# SET TASK:
Identify the lines that contain the word "screenshot" and copy each one.

-*-

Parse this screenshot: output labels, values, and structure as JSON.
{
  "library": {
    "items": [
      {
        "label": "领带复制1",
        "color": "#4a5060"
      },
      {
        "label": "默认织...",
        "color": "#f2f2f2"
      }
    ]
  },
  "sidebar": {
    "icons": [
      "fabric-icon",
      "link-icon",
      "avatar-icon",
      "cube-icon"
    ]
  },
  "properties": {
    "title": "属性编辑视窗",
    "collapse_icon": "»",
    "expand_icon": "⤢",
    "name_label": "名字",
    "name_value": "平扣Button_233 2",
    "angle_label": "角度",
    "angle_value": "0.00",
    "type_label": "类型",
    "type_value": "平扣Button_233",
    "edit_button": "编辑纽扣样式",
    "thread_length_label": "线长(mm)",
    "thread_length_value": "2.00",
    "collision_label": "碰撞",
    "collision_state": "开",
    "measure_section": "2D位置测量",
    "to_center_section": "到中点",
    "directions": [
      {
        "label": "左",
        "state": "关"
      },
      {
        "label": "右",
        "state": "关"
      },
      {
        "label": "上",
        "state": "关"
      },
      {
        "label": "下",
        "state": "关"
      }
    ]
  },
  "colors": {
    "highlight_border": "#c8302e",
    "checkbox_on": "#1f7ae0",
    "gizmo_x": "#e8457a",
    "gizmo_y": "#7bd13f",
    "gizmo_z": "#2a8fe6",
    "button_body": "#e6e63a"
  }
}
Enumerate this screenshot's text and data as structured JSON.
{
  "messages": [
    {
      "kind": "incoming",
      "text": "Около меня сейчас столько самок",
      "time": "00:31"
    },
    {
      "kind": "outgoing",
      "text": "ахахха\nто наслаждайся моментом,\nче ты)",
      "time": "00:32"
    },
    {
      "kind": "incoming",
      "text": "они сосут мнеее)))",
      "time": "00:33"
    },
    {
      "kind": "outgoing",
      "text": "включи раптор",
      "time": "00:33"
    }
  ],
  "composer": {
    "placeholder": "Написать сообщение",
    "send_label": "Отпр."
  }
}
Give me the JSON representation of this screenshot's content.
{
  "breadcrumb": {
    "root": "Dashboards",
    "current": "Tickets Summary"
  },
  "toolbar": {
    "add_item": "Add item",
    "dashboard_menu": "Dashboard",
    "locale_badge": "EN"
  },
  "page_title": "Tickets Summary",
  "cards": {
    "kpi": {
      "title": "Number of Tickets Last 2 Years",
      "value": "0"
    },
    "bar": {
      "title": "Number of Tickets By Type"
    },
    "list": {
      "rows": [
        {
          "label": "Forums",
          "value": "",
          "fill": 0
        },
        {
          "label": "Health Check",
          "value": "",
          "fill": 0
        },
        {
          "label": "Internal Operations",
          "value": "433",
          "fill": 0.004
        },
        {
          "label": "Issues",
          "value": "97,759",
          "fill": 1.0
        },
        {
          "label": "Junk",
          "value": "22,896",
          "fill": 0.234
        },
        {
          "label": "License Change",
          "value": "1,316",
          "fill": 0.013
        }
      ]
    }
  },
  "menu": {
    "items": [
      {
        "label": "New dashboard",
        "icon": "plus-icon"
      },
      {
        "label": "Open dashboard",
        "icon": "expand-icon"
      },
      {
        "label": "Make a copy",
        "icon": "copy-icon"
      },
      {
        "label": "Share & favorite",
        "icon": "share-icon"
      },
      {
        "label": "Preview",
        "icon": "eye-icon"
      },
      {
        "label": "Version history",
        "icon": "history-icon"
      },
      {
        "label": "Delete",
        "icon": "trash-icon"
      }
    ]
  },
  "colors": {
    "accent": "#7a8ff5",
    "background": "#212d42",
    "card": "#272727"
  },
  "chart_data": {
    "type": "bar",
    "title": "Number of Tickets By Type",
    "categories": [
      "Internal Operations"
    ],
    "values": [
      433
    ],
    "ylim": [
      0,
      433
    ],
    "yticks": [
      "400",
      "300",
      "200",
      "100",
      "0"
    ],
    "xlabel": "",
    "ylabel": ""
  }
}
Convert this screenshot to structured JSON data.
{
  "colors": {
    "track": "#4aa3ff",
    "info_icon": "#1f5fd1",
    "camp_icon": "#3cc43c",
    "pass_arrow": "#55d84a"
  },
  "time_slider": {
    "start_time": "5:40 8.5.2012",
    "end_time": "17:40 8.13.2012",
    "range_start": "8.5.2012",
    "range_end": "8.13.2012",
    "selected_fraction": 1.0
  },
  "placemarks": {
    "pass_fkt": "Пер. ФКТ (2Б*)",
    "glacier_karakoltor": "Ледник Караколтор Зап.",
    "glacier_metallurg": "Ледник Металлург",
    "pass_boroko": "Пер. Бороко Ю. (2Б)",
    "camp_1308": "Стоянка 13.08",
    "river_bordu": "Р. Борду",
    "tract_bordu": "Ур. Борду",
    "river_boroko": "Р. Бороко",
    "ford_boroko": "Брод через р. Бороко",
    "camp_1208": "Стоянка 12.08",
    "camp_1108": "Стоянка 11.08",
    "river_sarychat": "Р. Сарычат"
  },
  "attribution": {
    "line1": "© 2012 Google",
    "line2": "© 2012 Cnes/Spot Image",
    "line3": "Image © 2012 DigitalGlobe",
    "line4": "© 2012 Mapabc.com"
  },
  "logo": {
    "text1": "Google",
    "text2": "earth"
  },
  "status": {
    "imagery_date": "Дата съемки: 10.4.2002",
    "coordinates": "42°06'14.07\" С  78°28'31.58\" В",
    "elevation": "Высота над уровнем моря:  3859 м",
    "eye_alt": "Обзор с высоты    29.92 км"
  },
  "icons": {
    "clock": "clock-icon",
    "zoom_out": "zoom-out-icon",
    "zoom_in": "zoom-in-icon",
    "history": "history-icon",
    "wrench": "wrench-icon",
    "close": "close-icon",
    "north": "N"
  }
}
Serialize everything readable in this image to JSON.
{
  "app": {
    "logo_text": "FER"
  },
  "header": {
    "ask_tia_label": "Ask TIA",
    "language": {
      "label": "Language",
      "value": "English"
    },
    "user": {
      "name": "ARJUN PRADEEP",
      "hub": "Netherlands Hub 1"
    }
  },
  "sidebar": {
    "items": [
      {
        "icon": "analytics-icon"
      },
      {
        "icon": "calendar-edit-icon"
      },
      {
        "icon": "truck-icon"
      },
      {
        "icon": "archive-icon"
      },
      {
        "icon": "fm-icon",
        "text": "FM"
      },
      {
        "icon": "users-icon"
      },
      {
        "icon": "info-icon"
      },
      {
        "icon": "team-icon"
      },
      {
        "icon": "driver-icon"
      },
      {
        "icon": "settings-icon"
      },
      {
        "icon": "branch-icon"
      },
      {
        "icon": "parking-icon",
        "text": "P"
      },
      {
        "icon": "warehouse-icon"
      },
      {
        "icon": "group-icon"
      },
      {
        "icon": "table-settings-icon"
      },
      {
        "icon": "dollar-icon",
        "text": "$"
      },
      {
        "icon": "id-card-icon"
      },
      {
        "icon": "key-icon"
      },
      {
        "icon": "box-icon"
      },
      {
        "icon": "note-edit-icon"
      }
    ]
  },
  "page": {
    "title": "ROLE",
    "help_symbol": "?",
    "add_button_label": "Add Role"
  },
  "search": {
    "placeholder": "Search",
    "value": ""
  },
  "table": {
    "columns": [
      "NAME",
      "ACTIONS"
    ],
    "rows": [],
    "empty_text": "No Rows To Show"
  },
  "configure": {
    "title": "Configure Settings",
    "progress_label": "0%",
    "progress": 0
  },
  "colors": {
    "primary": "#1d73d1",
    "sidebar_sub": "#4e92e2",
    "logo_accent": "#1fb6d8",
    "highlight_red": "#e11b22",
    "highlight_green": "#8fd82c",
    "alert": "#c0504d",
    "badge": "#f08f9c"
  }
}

-*-

# ANSWER TO THE PROBLEM:
Parse this screenshot: output labels, values, and structure as JSON.
Enumerate this screenshot's text and data as structured JSON.
Give me the JSON representation of this screenshot's content.
Convert this screenshot to structured JSON data.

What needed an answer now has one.